## BEGIN RECORDS TO PROCESS
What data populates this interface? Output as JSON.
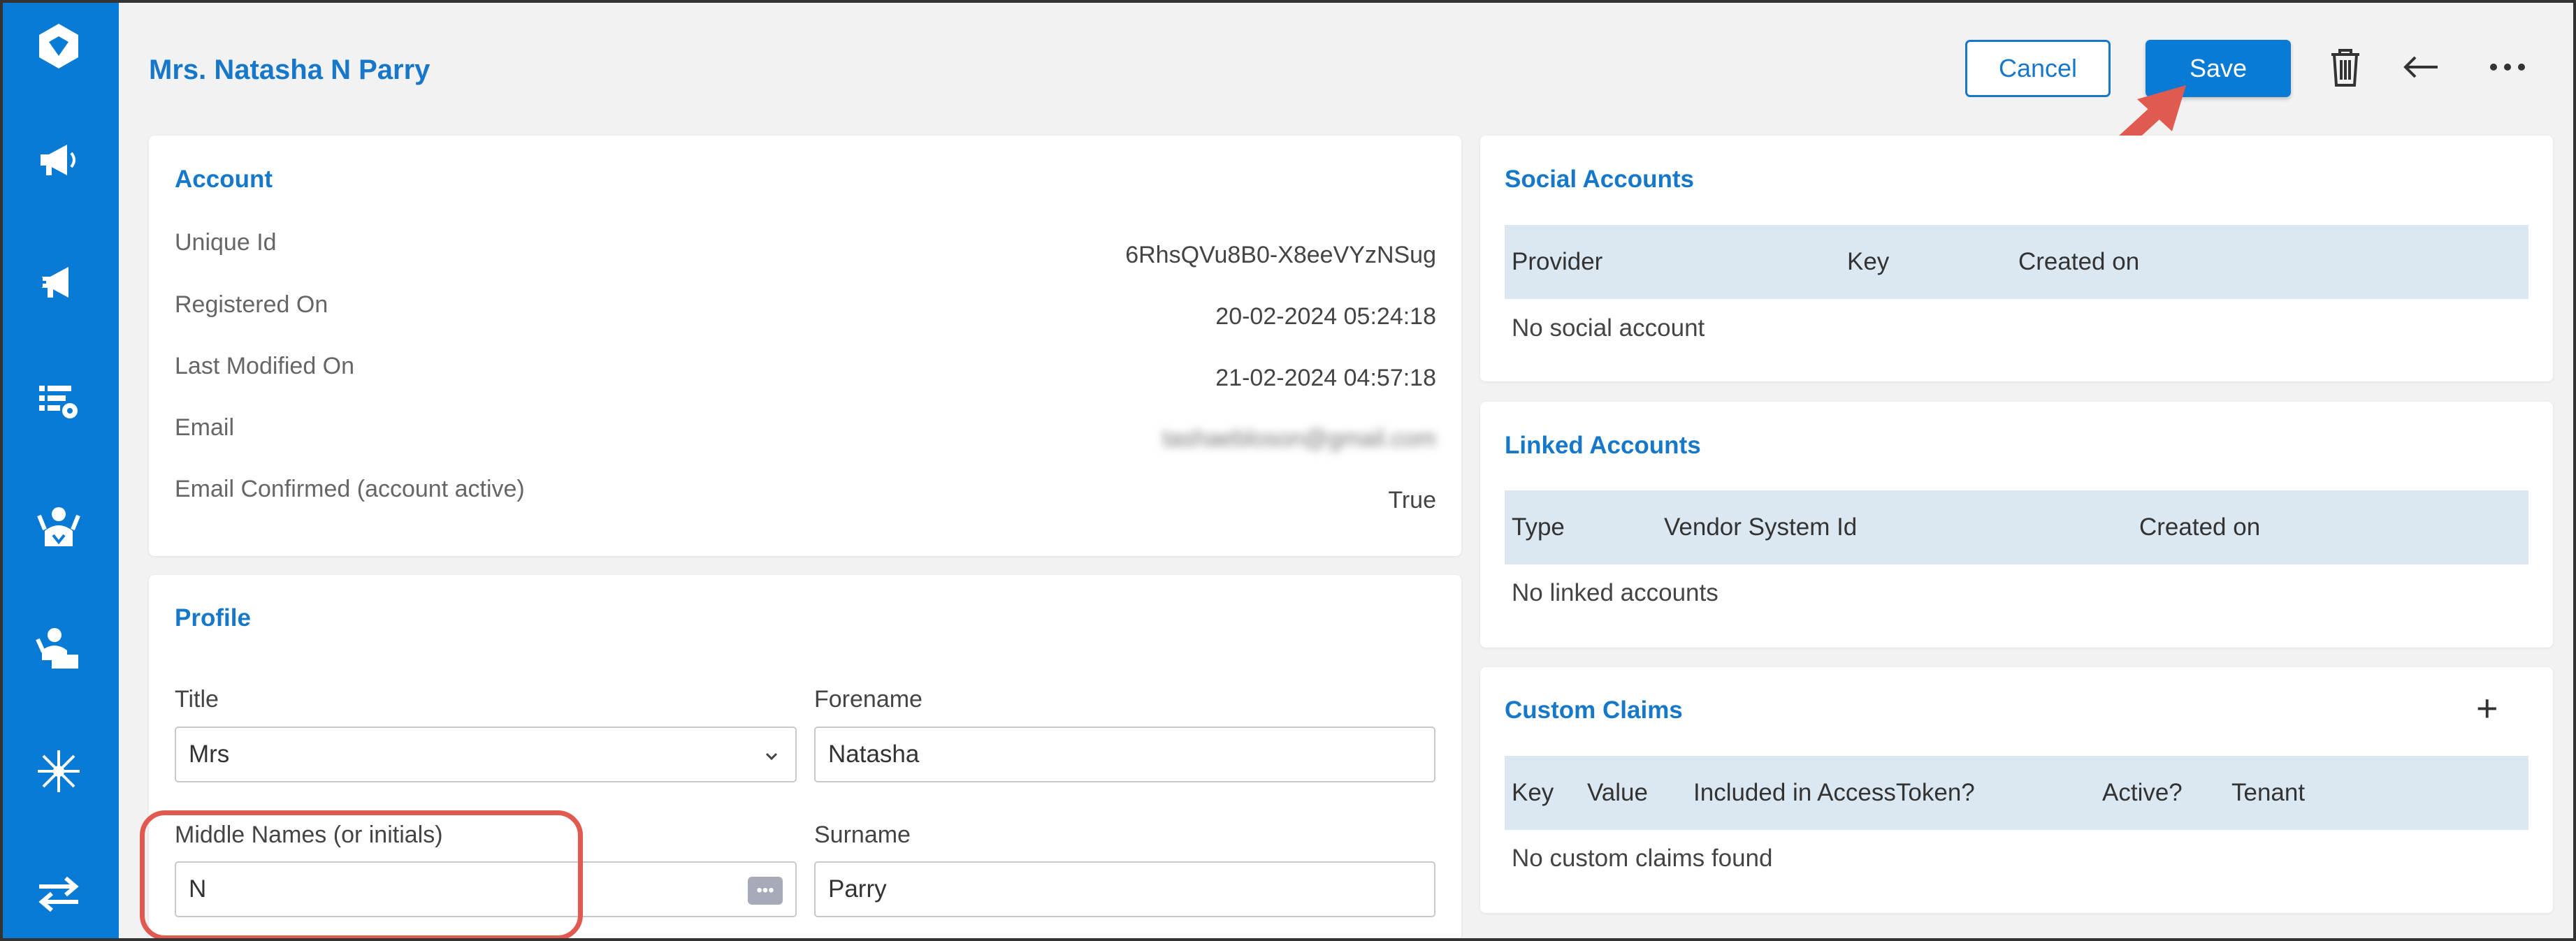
{
  "header": {
    "title": "Mrs. Natasha N Parry",
    "cancel_label": "Cancel",
    "save_label": "Save"
  },
  "sidebar": {
    "icons": [
      "app-logo-icon",
      "megaphone-icon",
      "megaphone-plus-icon",
      "list-settings-icon",
      "user-support-icon",
      "user-desk-icon",
      "snowflake-grid-icon",
      "transfer-arrows-icon"
    ]
  },
  "account": {
    "title": "Account",
    "rows": [
      {
        "label": "Unique Id",
        "value": "6RhsQVu8B0-X8eeVYzNSug"
      },
      {
        "label": "Registered On",
        "value": "20-02-2024 05:24:18"
      },
      {
        "label": "Last Modified On",
        "value": "21-02-2024 04:57:18"
      },
      {
        "label": "Email",
        "value": "tashaebloson@gmail.com"
      },
      {
        "label": "Email Confirmed (account active)",
        "value": "True"
      }
    ]
  },
  "profile": {
    "title": "Profile",
    "title_label": "Title",
    "title_value": "Mrs",
    "forename_label": "Forename",
    "forename_value": "Natasha",
    "middle_label": "Middle Names (or initials)",
    "middle_value": "N",
    "surname_label": "Surname",
    "surname_value": "Parry"
  },
  "social": {
    "title": "Social Accounts",
    "columns": [
      "Provider",
      "Key",
      "Created on"
    ],
    "empty": "No social account"
  },
  "linked": {
    "title": "Linked Accounts",
    "columns": [
      "Type",
      "Vendor System Id",
      "Created on"
    ],
    "empty": "No linked accounts"
  },
  "claims": {
    "title": "Custom Claims",
    "add_label": "+",
    "columns": [
      "Key",
      "Value",
      "Included in AccessToken?",
      "Active?",
      "Tenant"
    ],
    "empty": "No custom claims found"
  },
  "colors": {
    "sidebar": "#0a7bd5",
    "accent": "#1778c9",
    "annotation": "#e05a4f",
    "table_header": "#dce8f1"
  }
}
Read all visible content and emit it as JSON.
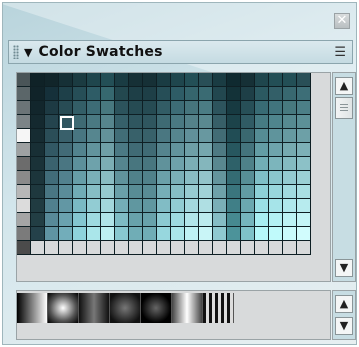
{
  "panel": {
    "title": "Color Swatches",
    "collapse_icon": "triangle-down-icon",
    "menu_icon": "panel-menu-icon",
    "close_icon": "close-icon"
  },
  "swatches": {
    "columns": 21,
    "rows": 13,
    "selected_swatch": "row 4, column 4",
    "colors": [
      [
        "#4a5558",
        "#0f2227",
        "#11252a",
        "#163036",
        "#1b3b41",
        "#1f464d",
        "#234f56",
        "#1a3c43",
        "#163036",
        "#163036",
        "#1a3c43",
        "#1f464d",
        "#234f56",
        "#294f57",
        "#1a3c43",
        "#0f2a30",
        "#163036",
        "#1f464d",
        "#234f56",
        "#234f56",
        "#294f57"
      ],
      [
        "#5b6669",
        "#102329",
        "#15303a",
        "#1e4049",
        "#264e57",
        "#2e5c66",
        "#36686f",
        "#23484f",
        "#1e3f47",
        "#1e3f47",
        "#264e57",
        "#2e5c66",
        "#35656d",
        "#3a6b73",
        "#22474f",
        "#133238",
        "#1e3f47",
        "#2b5961",
        "#335f68",
        "#386870",
        "#3d6e77"
      ],
      [
        "#6b7477",
        "#12262c",
        "#1d3a43",
        "#284c55",
        "#335e67",
        "#3d6c76",
        "#48787f",
        "#2c535c",
        "#264b53",
        "#264b53",
        "#325c65",
        "#3d6c76",
        "#46757d",
        "#4b7c84",
        "#2d545d",
        "#173a41",
        "#274f57",
        "#386b74",
        "#41747d",
        "#47797f",
        "#4c7f87"
      ],
      [
        "#7c8487",
        "#14292f",
        "#24444e",
        "#315660",
        "#3e6a73",
        "#4a7982",
        "#56858d",
        "#36606a",
        "#2f565f",
        "#2f565f",
        "#3e6a73",
        "#4a7982",
        "#54828a",
        "#5a8990",
        "#375f68",
        "#1c434a",
        "#305b64",
        "#467b83",
        "#4f858d",
        "#568a91",
        "#5c9097"
      ],
      [
        "#f6f6f6",
        "#162c32",
        "#2b4e58",
        "#39606b",
        "#487681",
        "#56868f",
        "#63929a",
        "#416d77",
        "#38616a",
        "#38616a",
        "#4a7781",
        "#56868f",
        "#61909a",
        "#6898a0",
        "#426c75",
        "#214d55",
        "#3a6870",
        "#558c94",
        "#5f949c",
        "#669aa1",
        "#6da0a7"
      ],
      [
        "#9ea1a2",
        "#182f35",
        "#325864",
        "#426b77",
        "#52838e",
        "#62949d",
        "#6fa0a7",
        "#4b7984",
        "#406b75",
        "#406b75",
        "#55848e",
        "#62949d",
        "#6e9fa7",
        "#76a7ae",
        "#4e7a83",
        "#27575f",
        "#44747d",
        "#639da5",
        "#6ea4ac",
        "#76aab0",
        "#7db0b7"
      ],
      [
        "#6c6c6c",
        "#1a3238",
        "#3a626e",
        "#4a7682",
        "#5c909b",
        "#6ea2ab",
        "#7caeb4",
        "#55858f",
        "#48767f",
        "#48767f",
        "#60929b",
        "#6ea2ab",
        "#7baeb5",
        "#84b6bc",
        "#598890",
        "#2e6169",
        "#4e8189",
        "#71aeb6",
        "#7cb5bc",
        "#84bbc1",
        "#8cc1c7"
      ],
      [
        "#8a8a8a",
        "#1c353b",
        "#416c79",
        "#52818e",
        "#669ea8",
        "#7ab0b8",
        "#89bcc2",
        "#60939c",
        "#50818a",
        "#50818a",
        "#6ba0a9",
        "#7ab0b8",
        "#89bdc4",
        "#93c4ca",
        "#64959d",
        "#346b73",
        "#578e96",
        "#7fbfc7",
        "#8ac6cd",
        "#93cbd1",
        "#9bd0d5"
      ],
      [
        "#b7b7b7",
        "#1e383e",
        "#497683",
        "#5a8c99",
        "#70acb6",
        "#86bec5",
        "#96cacf",
        "#6aa0a9",
        "#588c95",
        "#588c95",
        "#76aeb7",
        "#86bec5",
        "#97cbd1",
        "#a1d2d7",
        "#6fa2aa",
        "#3a757d",
        "#619ba3",
        "#8dd0d7",
        "#98d6dc",
        "#a1dbe0",
        "#a9dfe3"
      ],
      [
        "#dcdcdc",
        "#203b41",
        "#50808e",
        "#6297a4",
        "#7ab9c3",
        "#92ccd3",
        "#a3d7dc",
        "#74aeb7",
        "#6097a0",
        "#6097a0",
        "#81bcc5",
        "#92ccd3",
        "#a4d8de",
        "#afdfe3",
        "#7aafb7",
        "#407f87",
        "#6ba8b0",
        "#9be0e6",
        "#a6e4e9",
        "#afe8ec",
        "#b7ebee"
      ],
      [
        "#a5a5a5",
        "#223e44",
        "#588a99",
        "#6aa2af",
        "#84c6d0",
        "#9edae0",
        "#b0e4e8",
        "#7ebbc4",
        "#68a2ab",
        "#68a2ab",
        "#8ccad2",
        "#9edae0",
        "#b1e5ea",
        "#bcebee",
        "#85bcc4",
        "#468990",
        "#75b5bd",
        "#a8eef2",
        "#b3f1f4",
        "#bcf3f5",
        "#c4f5f7"
      ],
      [
        "#7b7b7b",
        "#24414a",
        "#5f94a3",
        "#72adba",
        "#8ed3dc",
        "#aae6ea",
        "#bdf0f2",
        "#88c8d0",
        "#70adb6",
        "#70adb6",
        "#97d7de",
        "#aae6ea",
        "#bef1f4",
        "#c9f5f7",
        "#8fc9d0",
        "#4c939a",
        "#7fc2c9",
        "#b6f8fa",
        "#c0fafb",
        "#c9fbfc",
        "#d1fcfd"
      ],
      [
        "#4b4b4b",
        "#d8dadb",
        "#d8dadb",
        "#d8dadb",
        "#d8dadb",
        "#d8dadb",
        "#d8dadb",
        "#d8dadb",
        "#d8dadb",
        "#d8dadb",
        "#d8dadb",
        "#d8dadb",
        "#d8dadb",
        "#d8dadb",
        "#d8dadb",
        "#d8dadb",
        "#d8dadb",
        "#d8dadb",
        "#d8dadb",
        "#d8dadb",
        "#d8dadb"
      ]
    ]
  },
  "gradients": {
    "items": [
      "black-to-white linear",
      "white radial",
      "gray highlight linear",
      "gray radial",
      "dark radial",
      "chrome linear",
      "striped linear"
    ]
  },
  "scroll": {
    "up_icon": "chevron-up-icon",
    "down_icon": "chevron-down-icon",
    "thumb_icon": "scroll-thumb-icon"
  }
}
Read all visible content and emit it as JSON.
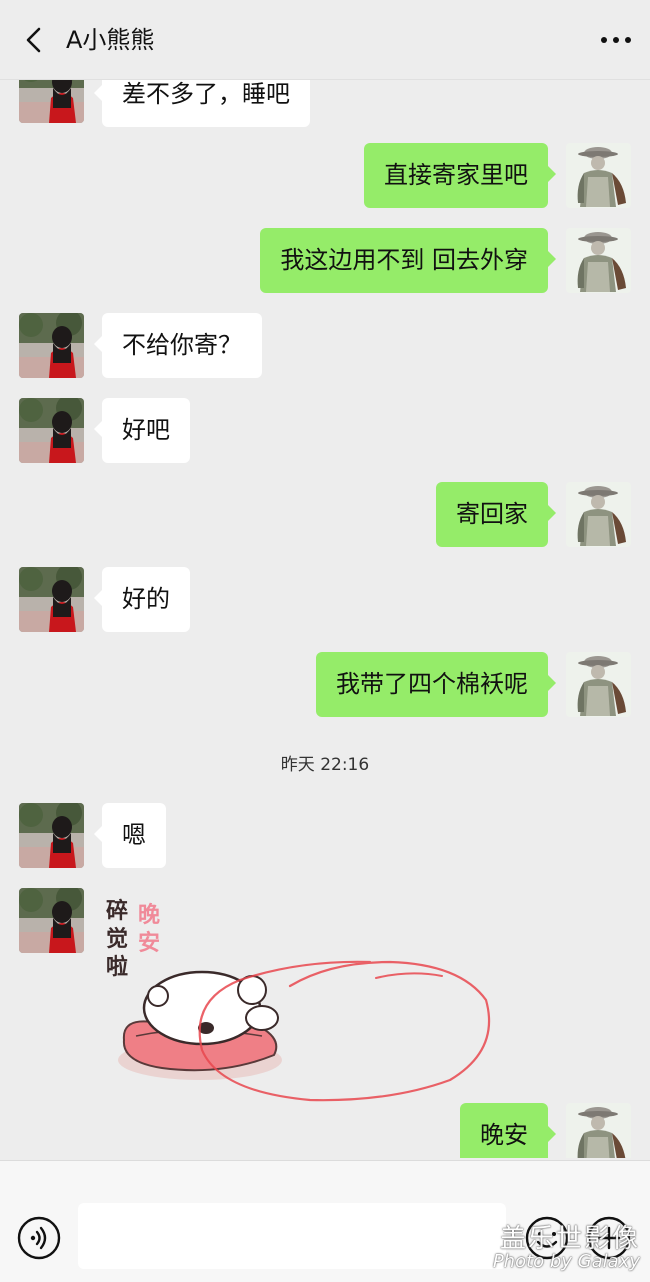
{
  "header": {
    "title": "A小熊熊",
    "back_icon": "chevron-left-icon",
    "more_icon": "more-dots-icon"
  },
  "messages": [
    {
      "side": "left",
      "text": "差不多了，睡吧"
    },
    {
      "side": "right",
      "text": "直接寄家里吧"
    },
    {
      "side": "right",
      "text": "我这边用不到  回去外穿"
    },
    {
      "side": "left",
      "text": "不给你寄？"
    },
    {
      "side": "left",
      "text": "好吧"
    },
    {
      "side": "right",
      "text": "寄回家"
    },
    {
      "side": "left",
      "text": "好的"
    },
    {
      "side": "right",
      "text": "我带了四个棉袄呢"
    },
    {
      "side": "left",
      "text": "嗯"
    },
    {
      "side": "right",
      "text": "晚安"
    }
  ],
  "timestamp": "昨天 22:16",
  "sticker": {
    "line1": "碎",
    "line2": "觉",
    "line3": "啦",
    "pink1": "晚",
    "pink2": "安"
  },
  "footer": {
    "voice_icon": "voice-icon",
    "emoji_icon": "emoji-icon",
    "plus_icon": "plus-icon"
  },
  "watermark": {
    "line1": "盖乐世影像",
    "line2": "Photo by Galaxy"
  },
  "colors": {
    "background": "#ededed",
    "bubble_self": "#95ec69",
    "bubble_other": "#ffffff",
    "annotation": "#e8474d"
  }
}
## END RECORDS TO PROCESS
**TASK BRIEF:**
Look above for every line with the word "empty" and copy it.

**COMPLETED EXERCISE:**
    "empty": "No social account"
    "empty": "No linked accounts"
    "empty": "No custom claims found"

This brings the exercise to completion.